What the task asks
Copy all the entries word for word, but omit the pictures.
------------------------------------------------
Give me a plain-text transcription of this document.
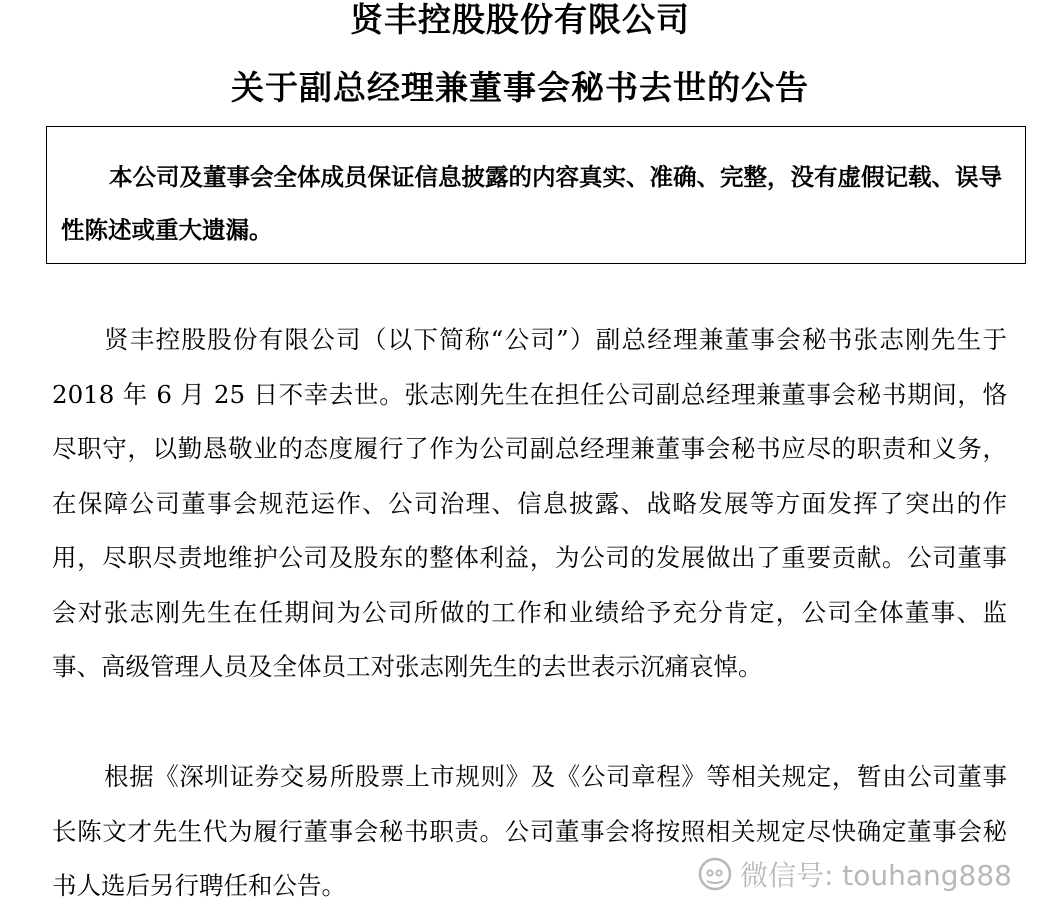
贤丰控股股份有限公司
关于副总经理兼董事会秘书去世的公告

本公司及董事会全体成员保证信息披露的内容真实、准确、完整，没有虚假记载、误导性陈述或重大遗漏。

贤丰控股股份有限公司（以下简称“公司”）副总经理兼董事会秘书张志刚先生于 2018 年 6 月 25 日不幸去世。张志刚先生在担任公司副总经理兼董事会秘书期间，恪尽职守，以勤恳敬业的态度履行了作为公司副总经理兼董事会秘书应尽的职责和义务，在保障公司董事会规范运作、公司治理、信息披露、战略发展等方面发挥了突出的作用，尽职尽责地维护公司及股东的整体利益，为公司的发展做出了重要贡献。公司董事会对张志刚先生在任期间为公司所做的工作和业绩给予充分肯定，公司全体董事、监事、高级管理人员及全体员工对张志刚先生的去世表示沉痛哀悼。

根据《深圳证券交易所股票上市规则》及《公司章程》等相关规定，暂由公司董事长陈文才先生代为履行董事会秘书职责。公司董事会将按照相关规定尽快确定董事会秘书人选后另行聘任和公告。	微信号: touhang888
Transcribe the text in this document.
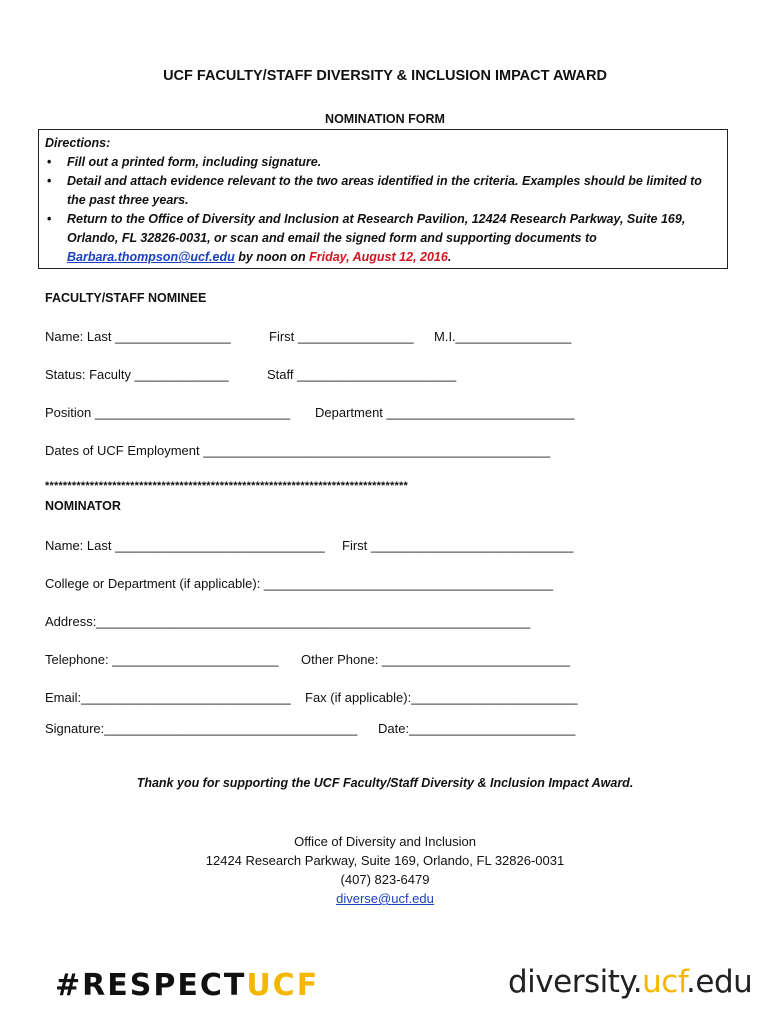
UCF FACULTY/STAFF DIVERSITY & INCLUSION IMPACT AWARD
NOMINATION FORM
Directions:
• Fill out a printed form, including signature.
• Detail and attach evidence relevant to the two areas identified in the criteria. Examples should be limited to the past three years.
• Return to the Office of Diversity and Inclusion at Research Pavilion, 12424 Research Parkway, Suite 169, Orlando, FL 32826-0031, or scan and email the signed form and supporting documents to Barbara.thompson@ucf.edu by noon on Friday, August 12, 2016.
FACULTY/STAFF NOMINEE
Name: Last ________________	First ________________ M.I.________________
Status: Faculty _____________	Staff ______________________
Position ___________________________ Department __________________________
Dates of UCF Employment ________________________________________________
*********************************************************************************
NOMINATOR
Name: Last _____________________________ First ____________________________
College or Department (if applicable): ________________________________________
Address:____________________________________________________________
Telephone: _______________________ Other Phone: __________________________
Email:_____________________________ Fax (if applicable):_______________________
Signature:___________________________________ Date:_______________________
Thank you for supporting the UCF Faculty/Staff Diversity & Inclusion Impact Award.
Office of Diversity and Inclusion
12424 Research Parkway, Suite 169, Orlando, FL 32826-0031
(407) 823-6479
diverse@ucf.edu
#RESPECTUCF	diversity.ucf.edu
------------------------------------------------
Written response
Give me a plain-text transcription of this document.
贤丰控股股份有限公司
关于副总经理兼董事会秘书去世的公告

本公司及董事会全体成员保证信息披露的内容真实、准确、完整，没有虚假记载、误导性陈述或重大遗漏。

贤丰控股股份有限公司（以下简称“公司”）副总经理兼董事会秘书张志刚先生于 2018 年 6 月 25 日不幸去世。张志刚先生在担任公司副总经理兼董事会秘书期间，恪尽职守，以勤恳敬业的态度履行了作为公司副总经理兼董事会秘书应尽的职责和义务，在保障公司董事会规范运作、公司治理、信息披露、战略发展等方面发挥了突出的作用，尽职尽责地维护公司及股东的整体利益，为公司的发展做出了重要贡献。公司董事会对张志刚先生在任期间为公司所做的工作和业绩给予充分肯定，公司全体董事、监事、高级管理人员及全体员工对张志刚先生的去世表示沉痛哀悼。

根据《深圳证券交易所股票上市规则》及《公司章程》等相关规定，暂由公司董事长陈文才先生代为履行董事会秘书职责。公司董事会将按照相关规定尽快确定董事会秘书人选后另行聘任和公告。	微信号: touhang888
Transcribe the text in this document.
UCF FACULTY/STAFF DIVERSITY & INCLUSION IMPACT AWARD
NOMINATION FORM
Directions:
• Fill out a printed form, including signature.
• Detail and attach evidence relevant to the two areas identified in the criteria. Examples should be limited to the past three years.
• Return to the Office of Diversity and Inclusion at Research Pavilion, 12424 Research Parkway, Suite 169, Orlando, FL 32826-0031, or scan and email the signed form and supporting documents to Barbara.thompson@ucf.edu by noon on Friday, August 12, 2016.
FACULTY/STAFF NOMINEE
Name: Last ________________	First ________________ M.I.________________
Status: Faculty _____________	Staff ______________________
Position ___________________________ Department __________________________
Dates of UCF Employment ________________________________________________
*********************************************************************************
NOMINATOR
Name: Last _____________________________ First ____________________________
College or Department (if applicable): ________________________________________
Address:____________________________________________________________
Telephone: _______________________ Other Phone: __________________________
Email:_____________________________ Fax (if applicable):_______________________
Signature:___________________________________ Date:_______________________
Thank you for supporting the UCF Faculty/Staff Diversity & Inclusion Impact Award.
Office of Diversity and Inclusion
12424 Research Parkway, Suite 169, Orlando, FL 32826-0031
(407) 823-6479
diverse@ucf.edu
#RESPECTUCF	diversity.ucf.edu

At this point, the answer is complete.